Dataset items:
▶

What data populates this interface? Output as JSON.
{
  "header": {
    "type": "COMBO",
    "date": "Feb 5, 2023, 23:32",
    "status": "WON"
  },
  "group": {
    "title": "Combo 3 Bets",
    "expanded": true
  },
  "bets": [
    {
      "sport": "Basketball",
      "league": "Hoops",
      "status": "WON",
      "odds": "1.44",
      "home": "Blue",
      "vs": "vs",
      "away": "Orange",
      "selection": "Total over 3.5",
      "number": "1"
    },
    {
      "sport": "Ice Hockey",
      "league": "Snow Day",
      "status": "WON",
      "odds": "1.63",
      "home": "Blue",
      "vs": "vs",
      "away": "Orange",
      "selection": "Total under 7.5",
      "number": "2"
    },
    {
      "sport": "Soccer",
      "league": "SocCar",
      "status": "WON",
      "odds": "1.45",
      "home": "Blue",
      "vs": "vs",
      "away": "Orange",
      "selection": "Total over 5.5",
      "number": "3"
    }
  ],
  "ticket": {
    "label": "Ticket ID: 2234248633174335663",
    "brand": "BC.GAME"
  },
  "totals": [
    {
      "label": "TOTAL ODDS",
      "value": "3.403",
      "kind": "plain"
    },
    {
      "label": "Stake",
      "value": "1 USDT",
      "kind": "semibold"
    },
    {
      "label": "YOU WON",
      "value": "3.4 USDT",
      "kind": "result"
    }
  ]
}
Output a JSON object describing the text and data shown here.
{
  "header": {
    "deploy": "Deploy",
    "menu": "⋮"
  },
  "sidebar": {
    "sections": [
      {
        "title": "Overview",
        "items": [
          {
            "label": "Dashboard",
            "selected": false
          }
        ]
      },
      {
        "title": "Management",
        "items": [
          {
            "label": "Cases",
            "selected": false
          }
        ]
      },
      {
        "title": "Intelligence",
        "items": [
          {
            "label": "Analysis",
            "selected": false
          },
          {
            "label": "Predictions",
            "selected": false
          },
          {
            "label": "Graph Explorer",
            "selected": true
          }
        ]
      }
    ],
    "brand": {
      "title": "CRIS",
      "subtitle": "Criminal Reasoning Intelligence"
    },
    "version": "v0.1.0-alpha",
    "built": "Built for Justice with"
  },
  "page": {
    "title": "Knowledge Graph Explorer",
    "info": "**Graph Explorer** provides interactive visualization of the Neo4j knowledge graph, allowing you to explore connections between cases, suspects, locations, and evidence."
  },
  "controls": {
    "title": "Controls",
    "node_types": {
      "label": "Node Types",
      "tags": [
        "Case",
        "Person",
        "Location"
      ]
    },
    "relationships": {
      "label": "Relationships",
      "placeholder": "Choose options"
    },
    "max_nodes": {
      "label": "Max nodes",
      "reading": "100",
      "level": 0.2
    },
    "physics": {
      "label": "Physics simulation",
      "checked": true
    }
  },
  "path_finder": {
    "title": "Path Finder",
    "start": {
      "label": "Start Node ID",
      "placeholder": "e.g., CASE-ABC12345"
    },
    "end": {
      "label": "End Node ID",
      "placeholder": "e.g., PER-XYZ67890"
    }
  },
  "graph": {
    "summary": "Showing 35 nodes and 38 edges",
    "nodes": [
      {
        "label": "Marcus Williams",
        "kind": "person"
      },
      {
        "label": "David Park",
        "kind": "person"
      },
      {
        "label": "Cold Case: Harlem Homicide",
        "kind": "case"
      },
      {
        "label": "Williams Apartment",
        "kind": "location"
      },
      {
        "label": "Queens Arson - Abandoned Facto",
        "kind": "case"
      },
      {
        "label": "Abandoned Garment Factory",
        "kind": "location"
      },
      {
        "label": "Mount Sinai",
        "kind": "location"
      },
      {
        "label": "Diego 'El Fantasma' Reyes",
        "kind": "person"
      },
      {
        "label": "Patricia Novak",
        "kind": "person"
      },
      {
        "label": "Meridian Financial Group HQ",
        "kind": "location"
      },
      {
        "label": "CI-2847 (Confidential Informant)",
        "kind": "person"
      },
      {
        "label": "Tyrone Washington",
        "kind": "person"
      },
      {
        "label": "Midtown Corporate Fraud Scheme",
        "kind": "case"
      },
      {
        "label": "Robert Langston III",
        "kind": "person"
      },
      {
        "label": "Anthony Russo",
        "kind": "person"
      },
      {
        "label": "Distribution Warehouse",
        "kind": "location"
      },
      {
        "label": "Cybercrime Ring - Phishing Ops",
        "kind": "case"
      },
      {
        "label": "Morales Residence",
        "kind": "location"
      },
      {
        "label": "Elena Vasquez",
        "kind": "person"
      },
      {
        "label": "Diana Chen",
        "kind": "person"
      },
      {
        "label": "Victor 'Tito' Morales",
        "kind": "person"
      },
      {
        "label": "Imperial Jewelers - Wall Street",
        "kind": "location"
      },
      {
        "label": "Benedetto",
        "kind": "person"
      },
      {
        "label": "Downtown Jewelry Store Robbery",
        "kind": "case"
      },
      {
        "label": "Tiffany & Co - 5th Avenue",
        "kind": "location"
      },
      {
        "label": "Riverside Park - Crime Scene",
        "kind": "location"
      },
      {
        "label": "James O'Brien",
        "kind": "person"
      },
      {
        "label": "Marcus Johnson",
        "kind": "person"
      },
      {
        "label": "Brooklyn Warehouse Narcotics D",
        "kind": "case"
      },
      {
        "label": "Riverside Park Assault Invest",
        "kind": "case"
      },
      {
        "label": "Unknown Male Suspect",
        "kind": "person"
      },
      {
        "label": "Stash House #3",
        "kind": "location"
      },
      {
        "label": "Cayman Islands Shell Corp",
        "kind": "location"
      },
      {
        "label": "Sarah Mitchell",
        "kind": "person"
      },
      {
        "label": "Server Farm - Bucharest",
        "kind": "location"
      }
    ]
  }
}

◀

WORK TO COMPLETE
Go through the records above and set each one down exactly, please.

ANSWER
What data populates this interface? Output as JSON.
{
  "header": {
    "type": "COMBO",
    "date": "Feb 5, 2023, 23:32",
    "status": "WON"
  },
  "group": {
    "title": "Combo 3 Bets",
    "expanded": true
  },
  "bets": [
    {
      "sport": "Basketball",
      "league": "Hoops",
      "status": "WON",
      "odds": "1.44",
      "home": "Blue",
      "vs": "vs",
      "away": "Orange",
      "selection": "Total over 3.5",
      "number": "1"
    },
    {
      "sport": "Ice Hockey",
      "league": "Snow Day",
      "status": "WON",
      "odds": "1.63",
      "home": "Blue",
      "vs": "vs",
      "away": "Orange",
      "selection": "Total under 7.5",
      "number": "2"
    },
    {
      "sport": "Soccer",
      "league": "SocCar",
      "status": "WON",
      "odds": "1.45",
      "home": "Blue",
      "vs": "vs",
      "away": "Orange",
      "selection": "Total over 5.5",
      "number": "3"
    }
  ],
  "ticket": {
    "label": "Ticket ID: 2234248633174335663",
    "brand": "BC.GAME"
  },
  "totals": [
    {
      "label": "TOTAL ODDS",
      "value": "3.403",
      "kind": "plain"
    },
    {
      "label": "Stake",
      "value": "1 USDT",
      "kind": "semibold"
    },
    {
      "label": "YOU WON",
      "value": "3.4 USDT",
      "kind": "result"
    }
  ]
}
Output a JSON object describing the text and data shown here.
{
  "header": {
    "deploy": "Deploy",
    "menu": "⋮"
  },
  "sidebar": {
    "sections": [
      {
        "title": "Overview",
        "items": [
          {
            "label": "Dashboard",
            "selected": false
          }
        ]
      },
      {
        "title": "Management",
        "items": [
          {
            "label": "Cases",
            "selected": false
          }
        ]
      },
      {
        "title": "Intelligence",
        "items": [
          {
            "label": "Analysis",
            "selected": false
          },
          {
            "label": "Predictions",
            "selected": false
          },
          {
            "label": "Graph Explorer",
            "selected": true
          }
        ]
      }
    ],
    "brand": {
      "title": "CRIS",
      "subtitle": "Criminal Reasoning Intelligence"
    },
    "version": "v0.1.0-alpha",
    "built": "Built for Justice with"
  },
  "page": {
    "title": "Knowledge Graph Explorer",
    "info": "**Graph Explorer** provides interactive visualization of the Neo4j knowledge graph, allowing you to explore connections between cases, suspects, locations, and evidence."
  },
  "controls": {
    "title": "Controls",
    "node_types": {
      "label": "Node Types",
      "tags": [
        "Case",
        "Person",
        "Location"
      ]
    },
    "relationships": {
      "label": "Relationships",
      "placeholder": "Choose options"
    },
    "max_nodes": {
      "label": "Max nodes",
      "reading": "100",
      "level": 0.2
    },
    "physics": {
      "label": "Physics simulation",
      "checked": true
    }
  },
  "path_finder": {
    "title": "Path Finder",
    "start": {
      "label": "Start Node ID",
      "placeholder": "e.g., CASE-ABC12345"
    },
    "end": {
      "label": "End Node ID",
      "placeholder": "e.g., PER-XYZ67890"
    }
  },
  "graph": {
    "summary": "Showing 35 nodes and 38 edges",
    "nodes": [
      {
        "label": "Marcus Williams",
        "kind": "person"
      },
      {
        "label": "David Park",
        "kind": "person"
      },
      {
        "label": "Cold Case: Harlem Homicide",
        "kind": "case"
      },
      {
        "label": "Williams Apartment",
        "kind": "location"
      },
      {
        "label": "Queens Arson - Abandoned Facto",
        "kind": "case"
      },
      {
        "label": "Abandoned Garment Factory",
        "kind": "location"
      },
      {
        "label": "Mount Sinai",
        "kind": "location"
      },
      {
        "label": "Diego 'El Fantasma' Reyes",
        "kind": "person"
      },
      {
        "label": "Patricia Novak",
        "kind": "person"
      },
      {
        "label": "Meridian Financial Group HQ",
        "kind": "location"
      },
      {
        "label": "CI-2847 (Confidential Informant)",
        "kind": "person"
      },
      {
        "label": "Tyrone Washington",
        "kind": "person"
      },
      {
        "label": "Midtown Corporate Fraud Scheme",
        "kind": "case"
      },
      {
        "label": "Robert Langston III",
        "kind": "person"
      },
      {
        "label": "Anthony Russo",
        "kind": "person"
      },
      {
        "label": "Distribution Warehouse",
        "kind": "location"
      },
      {
        "label": "Cybercrime Ring - Phishing Ops",
        "kind": "case"
      },
      {
        "label": "Morales Residence",
        "kind": "location"
      },
      {
        "label": "Elena Vasquez",
        "kind": "person"
      },
      {
        "label": "Diana Chen",
        "kind": "person"
      },
      {
        "label": "Victor 'Tito' Morales",
        "kind": "person"
      },
      {
        "label": "Imperial Jewelers - Wall Street",
        "kind": "location"
      },
      {
        "label": "Benedetto",
        "kind": "person"
      },
      {
        "label": "Downtown Jewelry Store Robbery",
        "kind": "case"
      },
      {
        "label": "Tiffany & Co - 5th Avenue",
        "kind": "location"
      },
      {
        "label": "Riverside Park - Crime Scene",
        "kind": "location"
      },
      {
        "label": "James O'Brien",
        "kind": "person"
      },
      {
        "label": "Marcus Johnson",
        "kind": "person"
      },
      {
        "label": "Brooklyn Warehouse Narcotics D",
        "kind": "case"
      },
      {
        "label": "Riverside Park Assault Invest",
        "kind": "case"
      },
      {
        "label": "Unknown Male Suspect",
        "kind": "person"
      },
      {
        "label": "Stash House #3",
        "kind": "location"
      },
      {
        "label": "Cayman Islands Shell Corp",
        "kind": "location"
      },
      {
        "label": "Sarah Mitchell",
        "kind": "person"
      },
      {
        "label": "Server Farm - Bucharest",
        "kind": "location"
      }
    ]
  }
}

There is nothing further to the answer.